(Data excerpts)
──────────
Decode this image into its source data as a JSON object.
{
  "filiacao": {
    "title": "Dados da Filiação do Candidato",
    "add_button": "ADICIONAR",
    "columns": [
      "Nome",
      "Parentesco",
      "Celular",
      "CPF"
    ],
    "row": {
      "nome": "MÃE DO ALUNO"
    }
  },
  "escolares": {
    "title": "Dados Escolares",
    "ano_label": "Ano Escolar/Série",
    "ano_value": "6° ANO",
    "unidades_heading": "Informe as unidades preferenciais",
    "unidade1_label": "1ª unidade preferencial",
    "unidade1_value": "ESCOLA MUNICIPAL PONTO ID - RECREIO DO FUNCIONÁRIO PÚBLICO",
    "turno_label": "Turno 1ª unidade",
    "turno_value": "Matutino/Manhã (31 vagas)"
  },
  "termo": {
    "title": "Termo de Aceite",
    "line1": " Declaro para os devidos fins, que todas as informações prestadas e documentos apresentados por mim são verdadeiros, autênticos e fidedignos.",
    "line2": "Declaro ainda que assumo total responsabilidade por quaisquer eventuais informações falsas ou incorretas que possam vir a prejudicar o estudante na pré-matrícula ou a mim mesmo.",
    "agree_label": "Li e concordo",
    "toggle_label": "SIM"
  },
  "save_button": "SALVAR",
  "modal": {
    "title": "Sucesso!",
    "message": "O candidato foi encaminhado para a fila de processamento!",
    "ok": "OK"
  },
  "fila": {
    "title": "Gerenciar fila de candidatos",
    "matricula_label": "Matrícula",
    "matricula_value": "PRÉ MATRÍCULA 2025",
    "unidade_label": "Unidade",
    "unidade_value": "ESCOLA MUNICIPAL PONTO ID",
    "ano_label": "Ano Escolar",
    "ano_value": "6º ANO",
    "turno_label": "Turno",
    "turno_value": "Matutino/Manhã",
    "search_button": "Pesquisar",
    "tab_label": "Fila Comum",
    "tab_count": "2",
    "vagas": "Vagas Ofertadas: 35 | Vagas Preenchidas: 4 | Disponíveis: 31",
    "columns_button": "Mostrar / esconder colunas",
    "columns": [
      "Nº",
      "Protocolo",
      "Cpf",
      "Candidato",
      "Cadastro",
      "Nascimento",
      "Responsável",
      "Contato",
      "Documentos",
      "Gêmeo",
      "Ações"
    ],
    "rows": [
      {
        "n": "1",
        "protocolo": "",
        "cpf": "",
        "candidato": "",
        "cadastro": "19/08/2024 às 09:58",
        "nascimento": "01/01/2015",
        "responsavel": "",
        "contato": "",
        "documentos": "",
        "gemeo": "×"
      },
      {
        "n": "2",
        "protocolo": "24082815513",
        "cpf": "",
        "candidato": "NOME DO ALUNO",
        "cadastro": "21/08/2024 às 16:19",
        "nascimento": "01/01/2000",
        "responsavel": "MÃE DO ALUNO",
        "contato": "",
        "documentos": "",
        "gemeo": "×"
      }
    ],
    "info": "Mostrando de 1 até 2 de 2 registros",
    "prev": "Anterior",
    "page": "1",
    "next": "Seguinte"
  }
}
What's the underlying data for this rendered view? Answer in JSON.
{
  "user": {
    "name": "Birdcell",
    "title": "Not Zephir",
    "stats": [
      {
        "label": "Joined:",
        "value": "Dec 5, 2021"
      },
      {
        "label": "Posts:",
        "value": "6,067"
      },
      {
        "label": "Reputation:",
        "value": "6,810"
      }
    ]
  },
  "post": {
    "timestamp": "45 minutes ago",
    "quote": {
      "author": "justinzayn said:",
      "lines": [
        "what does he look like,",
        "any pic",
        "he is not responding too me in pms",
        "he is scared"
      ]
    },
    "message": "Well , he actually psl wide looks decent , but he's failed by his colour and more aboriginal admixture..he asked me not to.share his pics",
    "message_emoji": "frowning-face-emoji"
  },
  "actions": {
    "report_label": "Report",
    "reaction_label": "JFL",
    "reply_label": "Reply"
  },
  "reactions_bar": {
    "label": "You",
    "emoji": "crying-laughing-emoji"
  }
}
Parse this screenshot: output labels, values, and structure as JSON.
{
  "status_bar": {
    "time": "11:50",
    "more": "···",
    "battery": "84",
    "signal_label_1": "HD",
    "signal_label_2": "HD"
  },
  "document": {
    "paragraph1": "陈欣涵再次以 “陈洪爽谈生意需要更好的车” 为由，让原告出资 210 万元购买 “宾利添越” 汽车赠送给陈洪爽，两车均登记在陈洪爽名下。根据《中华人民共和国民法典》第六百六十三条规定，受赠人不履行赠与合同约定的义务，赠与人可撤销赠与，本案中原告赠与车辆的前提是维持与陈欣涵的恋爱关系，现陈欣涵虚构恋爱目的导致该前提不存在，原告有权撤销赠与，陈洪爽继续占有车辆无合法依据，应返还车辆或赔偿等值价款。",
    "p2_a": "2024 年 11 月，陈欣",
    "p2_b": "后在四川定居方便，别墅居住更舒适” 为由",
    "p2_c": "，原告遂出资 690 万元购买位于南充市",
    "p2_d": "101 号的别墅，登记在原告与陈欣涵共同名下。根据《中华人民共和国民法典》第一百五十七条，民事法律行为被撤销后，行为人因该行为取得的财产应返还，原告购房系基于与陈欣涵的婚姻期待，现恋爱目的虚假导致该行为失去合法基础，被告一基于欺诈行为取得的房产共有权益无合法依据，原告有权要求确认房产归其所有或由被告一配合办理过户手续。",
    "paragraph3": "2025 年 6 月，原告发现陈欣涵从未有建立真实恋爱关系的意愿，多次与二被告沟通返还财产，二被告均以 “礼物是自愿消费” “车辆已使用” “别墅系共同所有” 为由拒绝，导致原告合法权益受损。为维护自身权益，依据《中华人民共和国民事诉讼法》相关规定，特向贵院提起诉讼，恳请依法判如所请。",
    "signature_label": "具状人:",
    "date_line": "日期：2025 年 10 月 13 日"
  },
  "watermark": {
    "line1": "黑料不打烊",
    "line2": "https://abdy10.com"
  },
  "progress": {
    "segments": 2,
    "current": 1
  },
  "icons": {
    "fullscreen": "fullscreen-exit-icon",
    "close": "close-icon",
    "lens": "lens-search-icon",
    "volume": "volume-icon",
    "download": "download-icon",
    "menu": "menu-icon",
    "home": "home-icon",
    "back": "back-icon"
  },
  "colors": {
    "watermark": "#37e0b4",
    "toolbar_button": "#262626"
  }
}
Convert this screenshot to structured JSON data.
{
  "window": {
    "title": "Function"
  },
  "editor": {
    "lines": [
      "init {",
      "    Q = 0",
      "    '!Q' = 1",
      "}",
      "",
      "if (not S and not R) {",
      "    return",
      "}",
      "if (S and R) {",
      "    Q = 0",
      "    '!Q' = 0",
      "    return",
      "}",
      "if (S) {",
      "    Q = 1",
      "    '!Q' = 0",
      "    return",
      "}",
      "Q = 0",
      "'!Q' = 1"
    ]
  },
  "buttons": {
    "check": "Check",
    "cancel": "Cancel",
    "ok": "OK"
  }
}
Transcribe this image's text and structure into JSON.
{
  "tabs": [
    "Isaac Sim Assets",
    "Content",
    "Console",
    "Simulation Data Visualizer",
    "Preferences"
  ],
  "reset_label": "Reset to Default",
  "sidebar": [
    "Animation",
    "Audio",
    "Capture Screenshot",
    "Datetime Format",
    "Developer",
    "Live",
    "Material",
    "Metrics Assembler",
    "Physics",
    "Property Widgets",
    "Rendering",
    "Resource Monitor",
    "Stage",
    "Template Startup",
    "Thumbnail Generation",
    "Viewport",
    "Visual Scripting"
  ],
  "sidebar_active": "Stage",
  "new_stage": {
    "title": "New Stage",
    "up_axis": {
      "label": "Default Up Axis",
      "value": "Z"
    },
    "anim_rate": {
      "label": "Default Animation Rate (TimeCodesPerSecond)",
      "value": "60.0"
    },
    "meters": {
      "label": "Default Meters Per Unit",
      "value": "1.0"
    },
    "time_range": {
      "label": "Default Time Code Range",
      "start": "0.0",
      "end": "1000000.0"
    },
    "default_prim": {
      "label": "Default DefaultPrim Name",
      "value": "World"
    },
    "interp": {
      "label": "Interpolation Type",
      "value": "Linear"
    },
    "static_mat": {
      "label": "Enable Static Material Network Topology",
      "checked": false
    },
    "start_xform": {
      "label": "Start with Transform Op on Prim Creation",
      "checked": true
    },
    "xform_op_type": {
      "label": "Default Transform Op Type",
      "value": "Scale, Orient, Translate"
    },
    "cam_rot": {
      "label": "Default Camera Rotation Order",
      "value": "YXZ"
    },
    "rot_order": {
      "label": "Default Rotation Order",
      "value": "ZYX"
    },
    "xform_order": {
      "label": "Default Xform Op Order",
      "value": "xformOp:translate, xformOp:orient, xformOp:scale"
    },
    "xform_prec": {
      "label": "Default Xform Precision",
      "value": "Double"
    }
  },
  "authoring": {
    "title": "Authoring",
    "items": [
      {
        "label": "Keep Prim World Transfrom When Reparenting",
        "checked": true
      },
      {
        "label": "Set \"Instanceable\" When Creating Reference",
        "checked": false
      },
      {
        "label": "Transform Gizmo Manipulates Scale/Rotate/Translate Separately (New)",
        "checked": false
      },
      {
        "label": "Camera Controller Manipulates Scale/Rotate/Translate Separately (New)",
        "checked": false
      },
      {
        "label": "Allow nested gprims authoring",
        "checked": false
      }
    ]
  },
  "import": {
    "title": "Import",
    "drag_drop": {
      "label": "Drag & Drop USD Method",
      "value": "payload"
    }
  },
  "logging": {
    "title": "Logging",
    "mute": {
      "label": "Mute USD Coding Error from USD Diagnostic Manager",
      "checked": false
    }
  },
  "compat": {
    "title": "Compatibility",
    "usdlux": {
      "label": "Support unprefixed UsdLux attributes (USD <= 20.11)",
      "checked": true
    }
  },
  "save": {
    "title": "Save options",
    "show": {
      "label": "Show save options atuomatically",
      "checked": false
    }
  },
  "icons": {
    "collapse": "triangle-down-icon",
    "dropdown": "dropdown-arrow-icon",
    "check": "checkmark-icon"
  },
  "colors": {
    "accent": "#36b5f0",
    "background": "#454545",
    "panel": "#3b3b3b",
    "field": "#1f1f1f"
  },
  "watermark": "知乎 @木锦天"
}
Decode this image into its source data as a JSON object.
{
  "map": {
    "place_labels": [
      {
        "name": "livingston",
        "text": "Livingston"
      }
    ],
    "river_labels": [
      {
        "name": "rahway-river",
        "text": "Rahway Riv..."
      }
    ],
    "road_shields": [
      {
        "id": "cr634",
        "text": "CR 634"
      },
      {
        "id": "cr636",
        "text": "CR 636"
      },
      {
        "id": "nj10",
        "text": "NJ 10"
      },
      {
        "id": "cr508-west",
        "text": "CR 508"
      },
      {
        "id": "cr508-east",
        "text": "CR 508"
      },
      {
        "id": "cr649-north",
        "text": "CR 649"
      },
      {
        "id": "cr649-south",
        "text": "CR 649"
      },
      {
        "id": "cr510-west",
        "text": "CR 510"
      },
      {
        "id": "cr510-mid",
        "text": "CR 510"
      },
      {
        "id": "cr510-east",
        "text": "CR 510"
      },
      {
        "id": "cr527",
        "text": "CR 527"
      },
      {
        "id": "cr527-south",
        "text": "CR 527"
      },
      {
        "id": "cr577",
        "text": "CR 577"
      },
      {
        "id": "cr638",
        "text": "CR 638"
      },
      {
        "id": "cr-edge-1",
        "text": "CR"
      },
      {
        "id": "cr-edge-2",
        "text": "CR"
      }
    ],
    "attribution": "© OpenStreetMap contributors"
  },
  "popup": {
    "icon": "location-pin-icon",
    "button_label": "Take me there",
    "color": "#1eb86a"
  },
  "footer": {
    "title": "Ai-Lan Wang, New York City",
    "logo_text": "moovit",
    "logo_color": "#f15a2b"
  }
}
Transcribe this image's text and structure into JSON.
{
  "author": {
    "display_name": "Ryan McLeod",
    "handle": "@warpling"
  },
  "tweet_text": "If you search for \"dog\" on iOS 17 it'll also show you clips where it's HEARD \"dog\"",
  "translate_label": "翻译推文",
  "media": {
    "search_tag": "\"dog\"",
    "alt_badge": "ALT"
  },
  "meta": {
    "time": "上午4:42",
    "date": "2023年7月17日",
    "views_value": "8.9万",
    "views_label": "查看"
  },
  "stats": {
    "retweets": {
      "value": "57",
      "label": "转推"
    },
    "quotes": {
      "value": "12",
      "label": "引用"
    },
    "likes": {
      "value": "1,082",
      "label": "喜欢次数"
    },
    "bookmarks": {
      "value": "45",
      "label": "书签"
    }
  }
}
──────────
## Exercise goal
Return all lines containing "Rotate".

## Correct response
        "label": "Transform Gizmo Manipulates Scale/Rotate/Translate Separately (New)",
        "label": "Camera Controller Manipulates Scale/Rotate/Translate Separately (New)",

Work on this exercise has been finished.